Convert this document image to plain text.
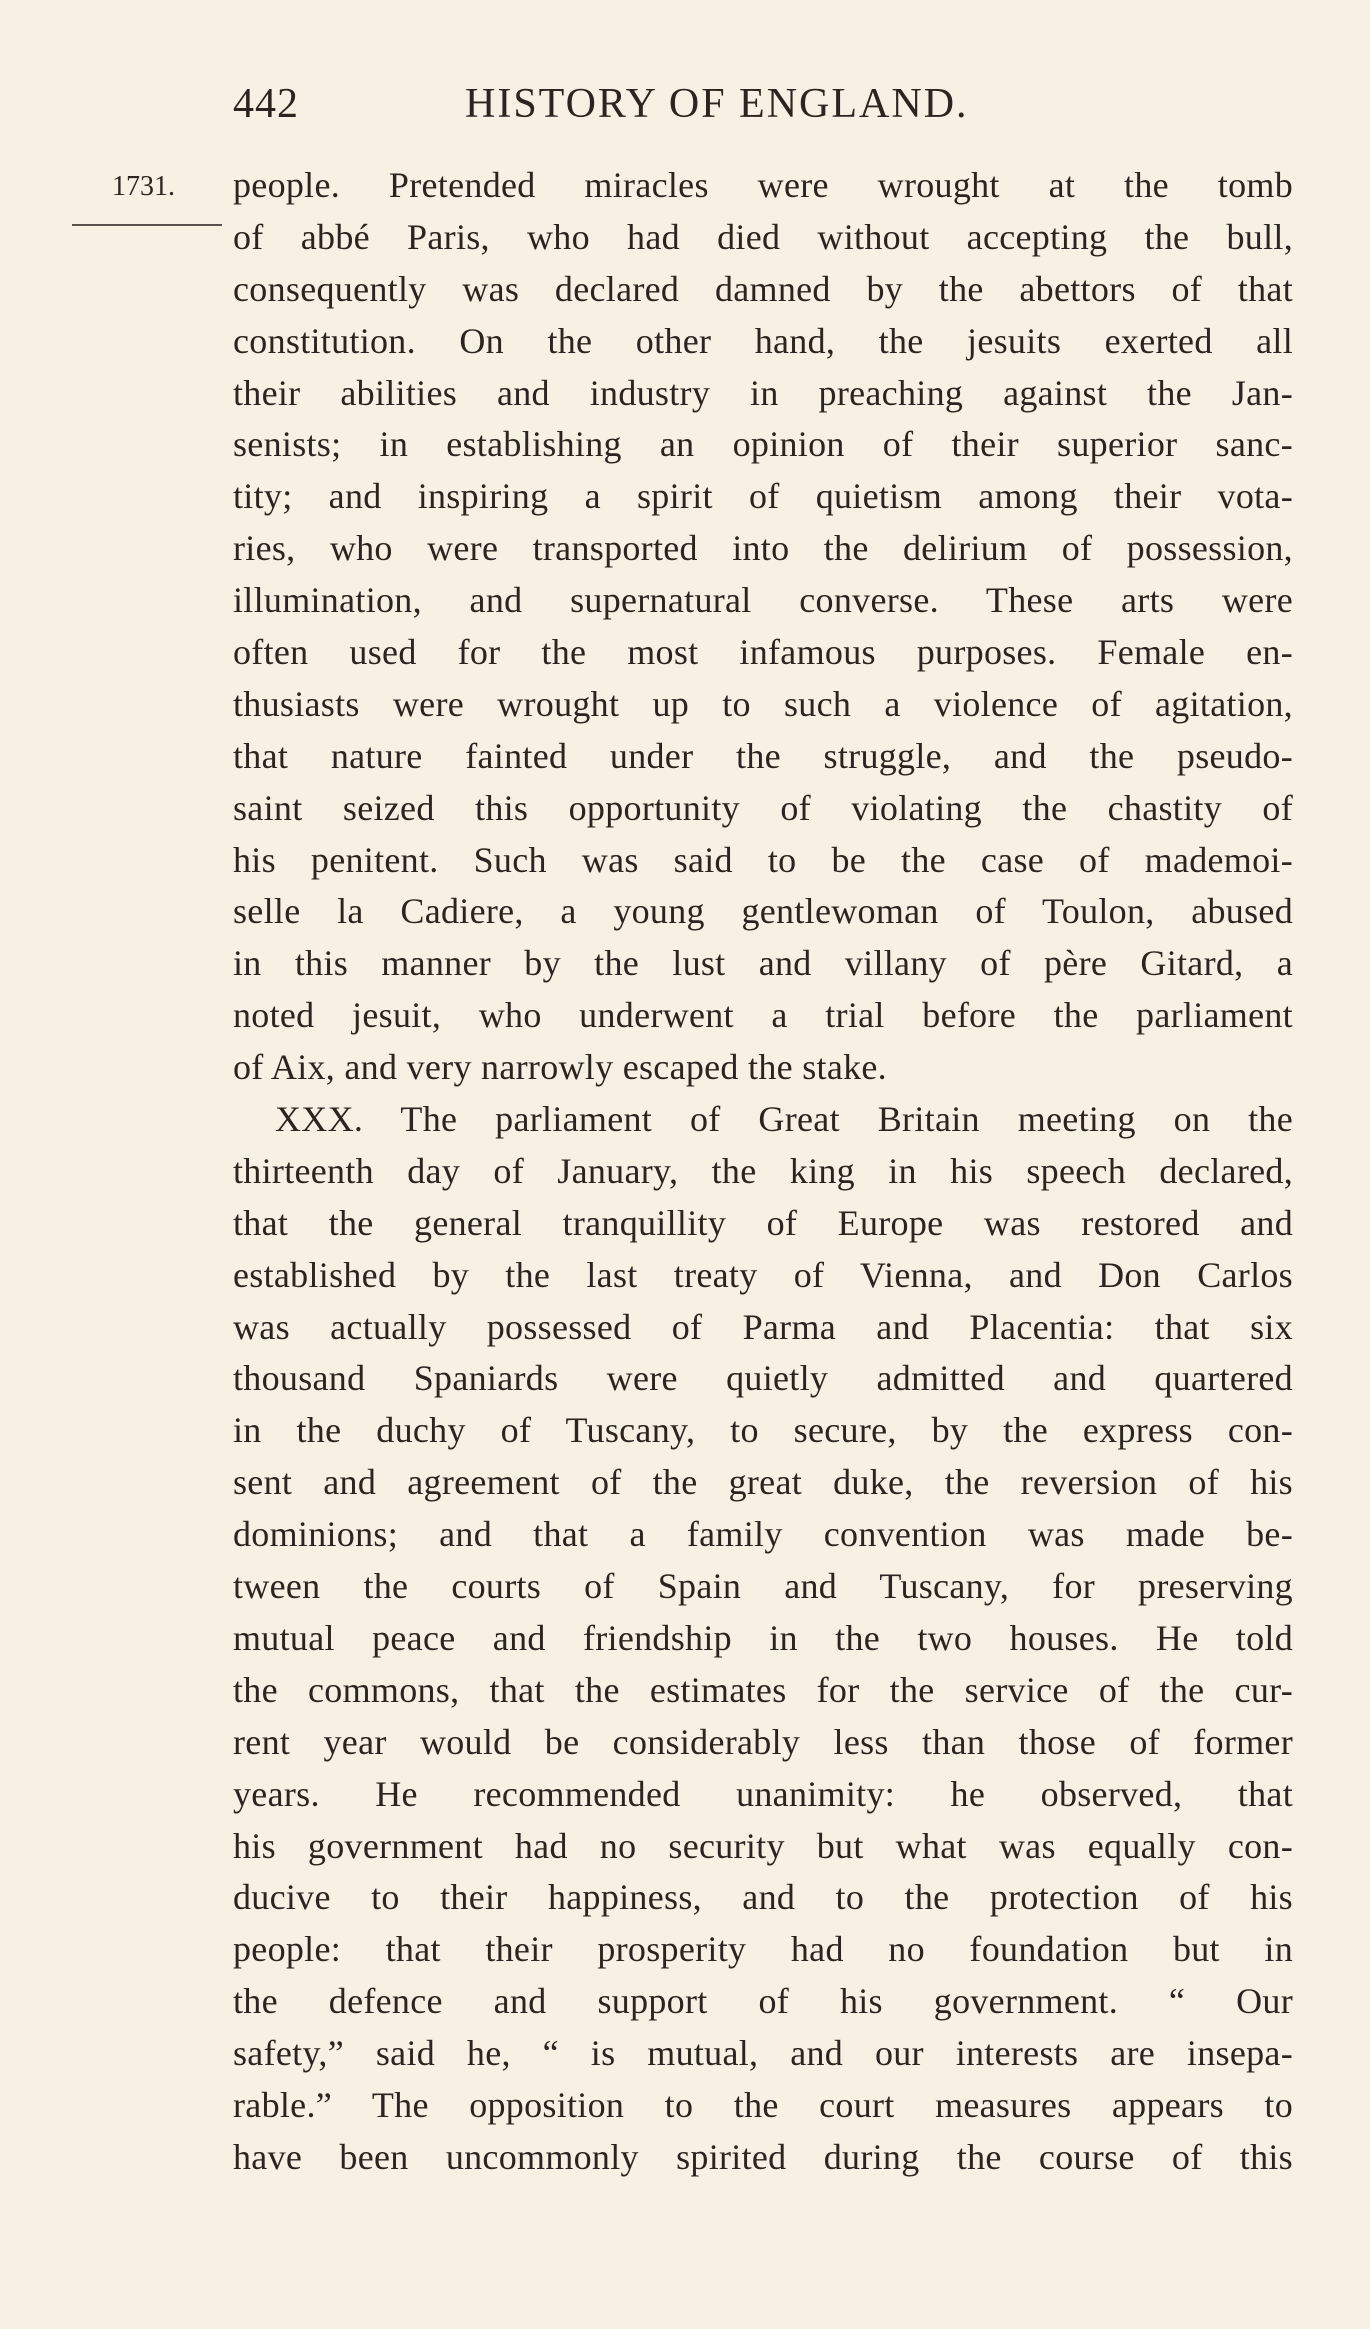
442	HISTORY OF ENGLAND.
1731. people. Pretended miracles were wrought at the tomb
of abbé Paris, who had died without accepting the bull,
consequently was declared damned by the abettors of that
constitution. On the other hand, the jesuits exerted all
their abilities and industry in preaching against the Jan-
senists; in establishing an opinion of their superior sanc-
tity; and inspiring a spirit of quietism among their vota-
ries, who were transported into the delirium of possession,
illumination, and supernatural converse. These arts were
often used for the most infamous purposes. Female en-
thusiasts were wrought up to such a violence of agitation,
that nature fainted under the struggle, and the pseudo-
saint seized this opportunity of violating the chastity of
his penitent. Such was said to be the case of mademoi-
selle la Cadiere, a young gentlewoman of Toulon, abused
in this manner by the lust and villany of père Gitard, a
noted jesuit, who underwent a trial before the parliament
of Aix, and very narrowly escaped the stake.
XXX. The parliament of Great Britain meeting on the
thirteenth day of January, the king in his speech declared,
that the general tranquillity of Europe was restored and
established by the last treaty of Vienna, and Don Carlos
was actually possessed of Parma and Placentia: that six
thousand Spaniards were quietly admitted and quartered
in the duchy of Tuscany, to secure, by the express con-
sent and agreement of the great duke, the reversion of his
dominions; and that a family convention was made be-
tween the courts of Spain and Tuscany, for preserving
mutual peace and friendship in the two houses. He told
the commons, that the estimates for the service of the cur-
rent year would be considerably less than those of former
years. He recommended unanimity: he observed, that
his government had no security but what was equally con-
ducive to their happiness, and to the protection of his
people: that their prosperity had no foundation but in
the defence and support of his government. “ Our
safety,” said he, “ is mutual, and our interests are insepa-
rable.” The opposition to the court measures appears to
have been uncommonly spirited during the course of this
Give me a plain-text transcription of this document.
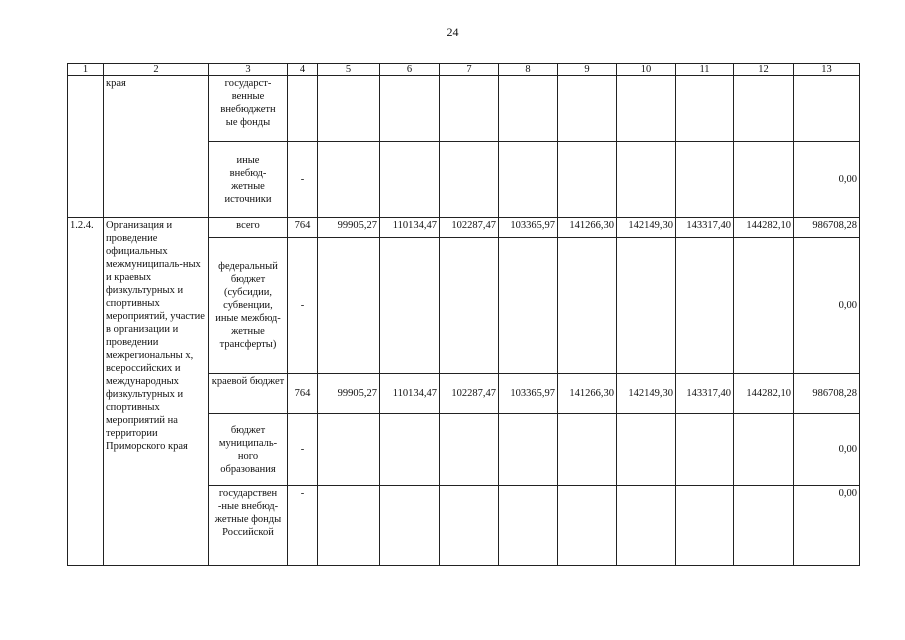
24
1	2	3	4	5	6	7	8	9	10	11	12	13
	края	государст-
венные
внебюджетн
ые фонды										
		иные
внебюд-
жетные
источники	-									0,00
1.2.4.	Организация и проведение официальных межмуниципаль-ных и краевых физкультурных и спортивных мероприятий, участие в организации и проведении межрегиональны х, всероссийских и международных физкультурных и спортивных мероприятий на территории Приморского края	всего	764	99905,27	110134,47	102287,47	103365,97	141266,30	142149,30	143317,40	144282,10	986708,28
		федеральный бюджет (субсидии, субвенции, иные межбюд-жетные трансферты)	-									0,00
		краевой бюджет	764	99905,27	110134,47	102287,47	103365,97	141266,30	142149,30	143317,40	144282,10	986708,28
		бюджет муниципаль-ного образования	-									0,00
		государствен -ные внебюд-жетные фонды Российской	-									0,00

☆ ☆ ☆ ☆ ☆ ☆ ☆

### What you should do
Without the pictures, restate each entry exactly.

### Task result
Convert this document image to plain text.
442	HISTORY OF ENGLAND.
1731. people. Pretended miracles were wrought at the tomb
of abbé Paris, who had died without accepting the bull,
consequently was declared damned by the abettors of that
constitution. On the other hand, the jesuits exerted all
their abilities and industry in preaching against the Jan-
senists; in establishing an opinion of their superior sanc-
tity; and inspiring a spirit of quietism among their vota-
ries, who were transported into the delirium of possession,
illumination, and supernatural converse. These arts were
often used for the most infamous purposes. Female en-
thusiasts were wrought up to such a violence of agitation,
that nature fainted under the struggle, and the pseudo-
saint seized this opportunity of violating the chastity of
his penitent. Such was said to be the case of mademoi-
selle la Cadiere, a young gentlewoman of Toulon, abused
in this manner by the lust and villany of père Gitard, a
noted jesuit, who underwent a trial before the parliament
of Aix, and very narrowly escaped the stake.
XXX. The parliament of Great Britain meeting on the
thirteenth day of January, the king in his speech declared,
that the general tranquillity of Europe was restored and
established by the last treaty of Vienna, and Don Carlos
was actually possessed of Parma and Placentia: that six
thousand Spaniards were quietly admitted and quartered
in the duchy of Tuscany, to secure, by the express con-
sent and agreement of the great duke, the reversion of his
dominions; and that a family convention was made be-
tween the courts of Spain and Tuscany, for preserving
mutual peace and friendship in the two houses. He told
the commons, that the estimates for the service of the cur-
rent year would be considerably less than those of former
years. He recommended unanimity: he observed, that
his government had no security but what was equally con-
ducive to their happiness, and to the protection of his
people: that their prosperity had no foundation but in
the defence and support of his government. “ Our
safety,” said he, “ is mutual, and our interests are insepa-
rable.” The opposition to the court measures appears to
have been uncommonly spirited during the course of this
Give me a plain-text transcription of this document.
24
1	2	3	4	5	6	7	8	9	10	11	12	13
	края	государст-
венные
внебюджетн
ые фонды										
		иные
внебюд-
жетные
источники	-									0,00
1.2.4.	Организация и проведение официальных межмуниципаль-ных и краевых физкультурных и спортивных мероприятий, участие в организации и проведении межрегиональны х, всероссийских и международных физкультурных и спортивных мероприятий на территории Приморского края	всего	764	99905,27	110134,47	102287,47	103365,97	141266,30	142149,30	143317,40	144282,10	986708,28
		федеральный бюджет (субсидии, субвенции, иные межбюд-жетные трансферты)	-									0,00
		краевой бюджет	764	99905,27	110134,47	102287,47	103365,97	141266,30	142149,30	143317,40	144282,10	986708,28
		бюджет муниципаль-ного образования	-									0,00
		государствен -ные внебюд-жетные фонды Российской	-									0,00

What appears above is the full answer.